Check every line of the data below for the string "June", and copy the ones that hold it.

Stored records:
## begin

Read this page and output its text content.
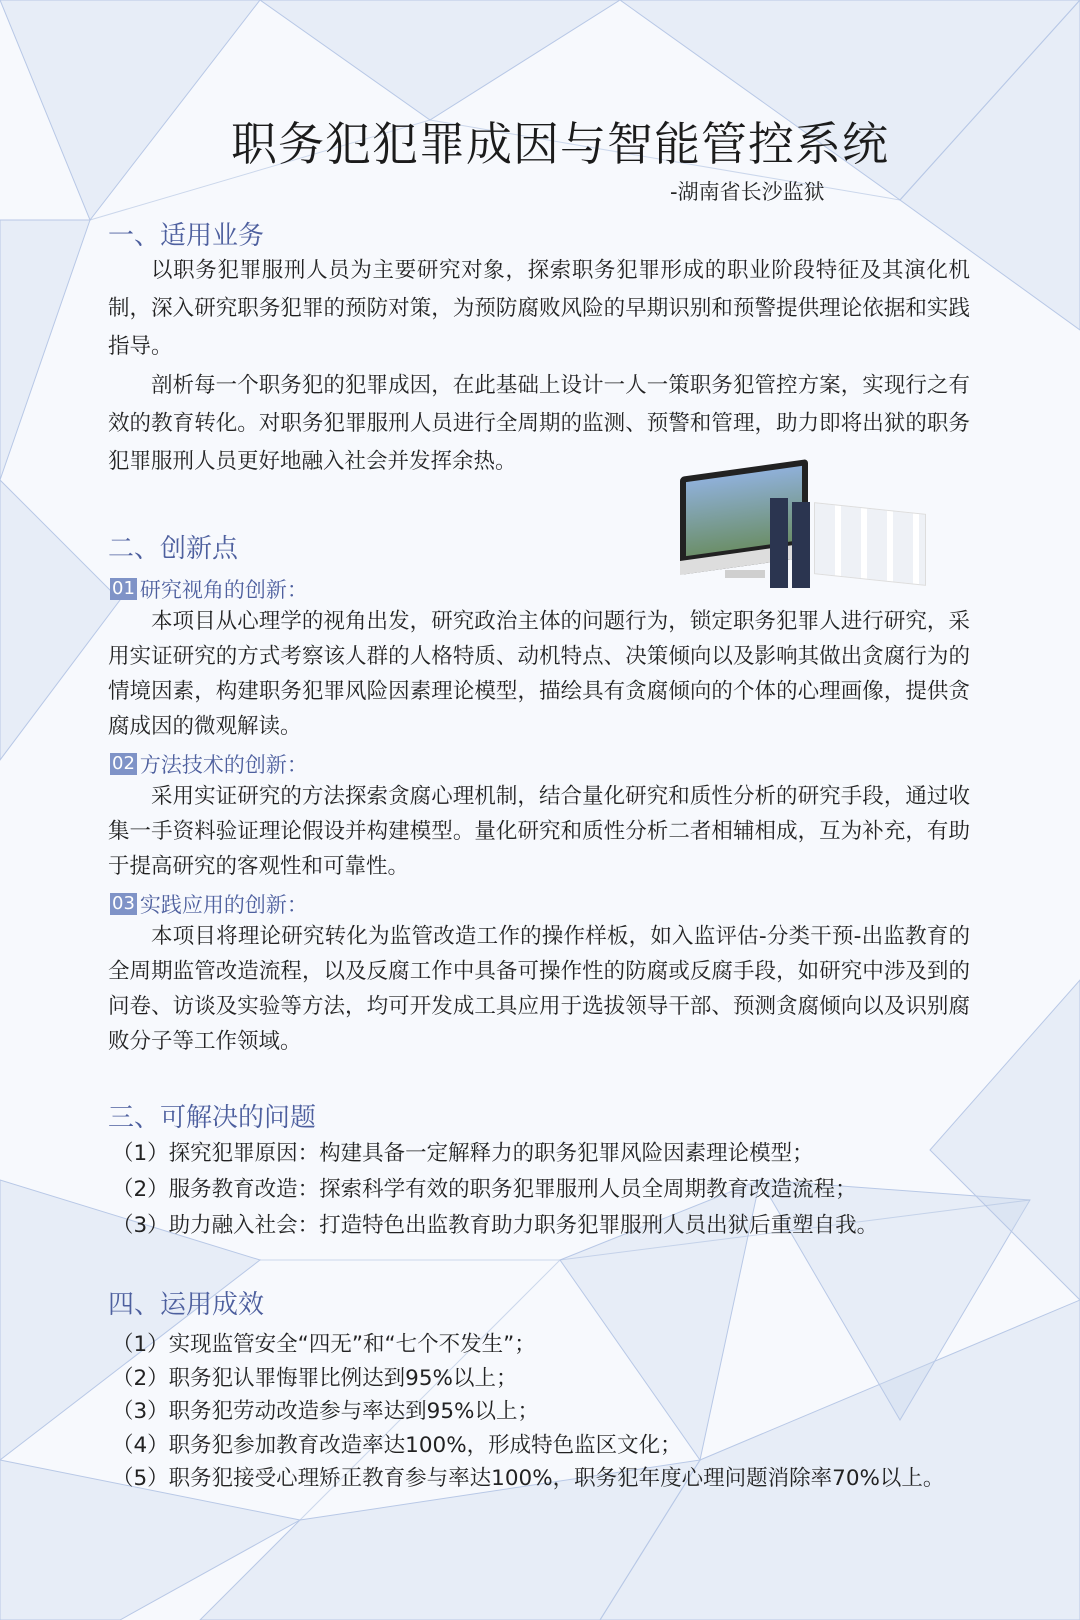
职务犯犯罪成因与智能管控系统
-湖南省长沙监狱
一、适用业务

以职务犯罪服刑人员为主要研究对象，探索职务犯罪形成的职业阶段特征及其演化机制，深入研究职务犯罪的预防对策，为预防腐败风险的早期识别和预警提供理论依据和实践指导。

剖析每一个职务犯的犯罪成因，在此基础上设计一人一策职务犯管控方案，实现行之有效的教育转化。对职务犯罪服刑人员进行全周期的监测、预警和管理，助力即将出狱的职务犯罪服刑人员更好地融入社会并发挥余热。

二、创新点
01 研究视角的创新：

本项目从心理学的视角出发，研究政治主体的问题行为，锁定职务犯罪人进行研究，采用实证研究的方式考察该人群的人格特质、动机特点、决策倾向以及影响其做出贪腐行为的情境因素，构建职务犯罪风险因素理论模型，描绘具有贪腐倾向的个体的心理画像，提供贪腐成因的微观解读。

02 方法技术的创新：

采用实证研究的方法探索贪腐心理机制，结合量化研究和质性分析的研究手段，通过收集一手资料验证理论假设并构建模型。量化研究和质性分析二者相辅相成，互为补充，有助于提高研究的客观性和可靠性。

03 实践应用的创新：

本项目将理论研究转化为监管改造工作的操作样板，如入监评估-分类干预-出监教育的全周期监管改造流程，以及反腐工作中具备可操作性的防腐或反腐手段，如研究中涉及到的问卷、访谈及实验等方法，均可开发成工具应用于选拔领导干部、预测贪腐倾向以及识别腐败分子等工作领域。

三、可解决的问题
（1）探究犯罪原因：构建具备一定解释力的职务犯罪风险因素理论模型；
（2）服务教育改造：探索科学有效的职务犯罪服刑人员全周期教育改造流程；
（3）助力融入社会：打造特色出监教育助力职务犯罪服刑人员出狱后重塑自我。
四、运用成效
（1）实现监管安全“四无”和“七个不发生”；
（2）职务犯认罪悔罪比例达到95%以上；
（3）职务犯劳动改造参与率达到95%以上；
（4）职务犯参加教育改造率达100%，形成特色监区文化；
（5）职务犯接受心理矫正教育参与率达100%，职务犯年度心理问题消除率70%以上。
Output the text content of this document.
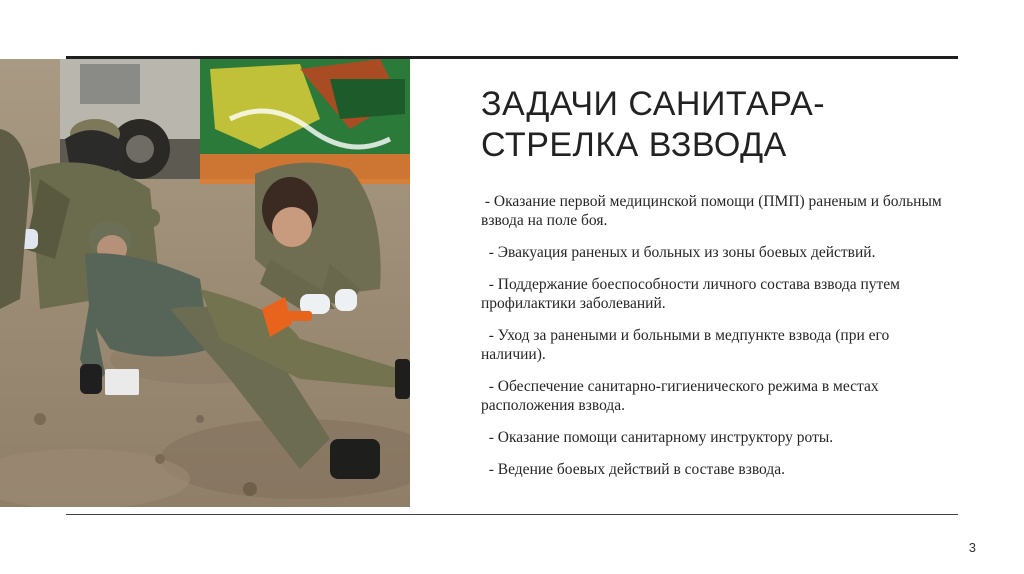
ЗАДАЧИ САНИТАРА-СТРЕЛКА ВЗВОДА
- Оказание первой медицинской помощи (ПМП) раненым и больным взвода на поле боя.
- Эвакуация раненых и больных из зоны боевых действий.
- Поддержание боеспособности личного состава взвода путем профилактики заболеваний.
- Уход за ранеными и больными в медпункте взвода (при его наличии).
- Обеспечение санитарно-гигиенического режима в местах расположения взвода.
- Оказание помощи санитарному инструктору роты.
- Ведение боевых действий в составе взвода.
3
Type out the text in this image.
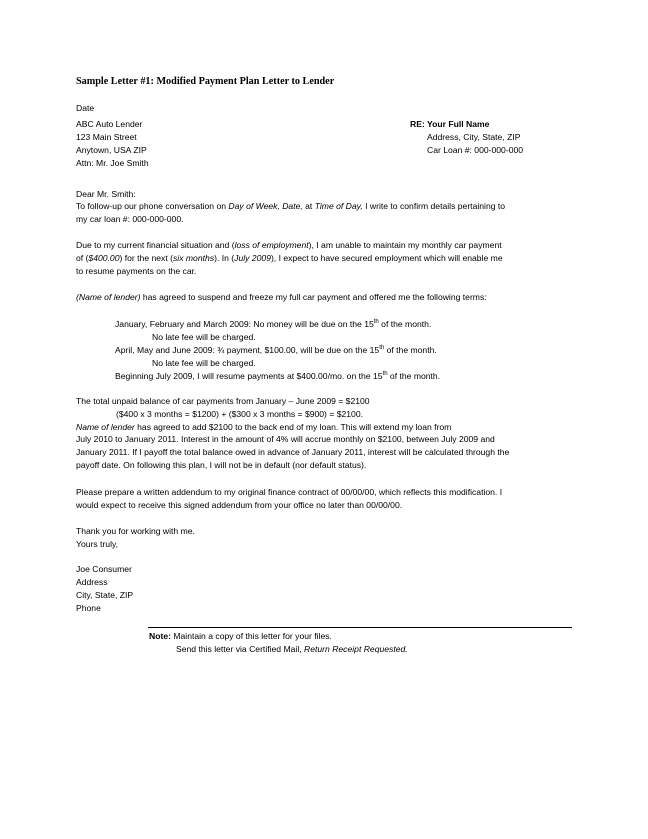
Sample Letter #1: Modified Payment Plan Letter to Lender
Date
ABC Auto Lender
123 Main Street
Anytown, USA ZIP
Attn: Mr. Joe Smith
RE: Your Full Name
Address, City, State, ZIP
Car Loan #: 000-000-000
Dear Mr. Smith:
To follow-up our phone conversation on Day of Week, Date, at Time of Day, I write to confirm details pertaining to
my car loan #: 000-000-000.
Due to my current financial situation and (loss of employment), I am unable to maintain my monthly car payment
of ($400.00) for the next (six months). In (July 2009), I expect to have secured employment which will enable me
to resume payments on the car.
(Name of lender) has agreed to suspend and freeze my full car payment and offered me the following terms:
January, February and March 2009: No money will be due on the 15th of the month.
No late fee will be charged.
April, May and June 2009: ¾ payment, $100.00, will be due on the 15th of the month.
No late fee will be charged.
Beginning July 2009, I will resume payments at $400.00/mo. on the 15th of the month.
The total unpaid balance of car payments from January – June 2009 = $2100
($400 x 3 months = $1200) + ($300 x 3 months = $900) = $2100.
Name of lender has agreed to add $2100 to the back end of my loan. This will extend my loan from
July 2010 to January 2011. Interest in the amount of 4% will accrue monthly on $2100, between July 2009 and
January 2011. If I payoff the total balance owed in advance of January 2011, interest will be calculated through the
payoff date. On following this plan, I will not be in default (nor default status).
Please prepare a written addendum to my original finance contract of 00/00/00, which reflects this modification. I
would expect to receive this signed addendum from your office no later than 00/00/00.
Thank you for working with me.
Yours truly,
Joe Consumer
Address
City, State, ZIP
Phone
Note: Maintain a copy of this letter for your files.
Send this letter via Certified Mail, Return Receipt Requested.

## end

▶ [TASK RESULT]
April, May and June 2009: ¾ payment, $100.00, will be due on the 15th of the month.
The total unpaid balance of car payments from January – June 2009 = $2100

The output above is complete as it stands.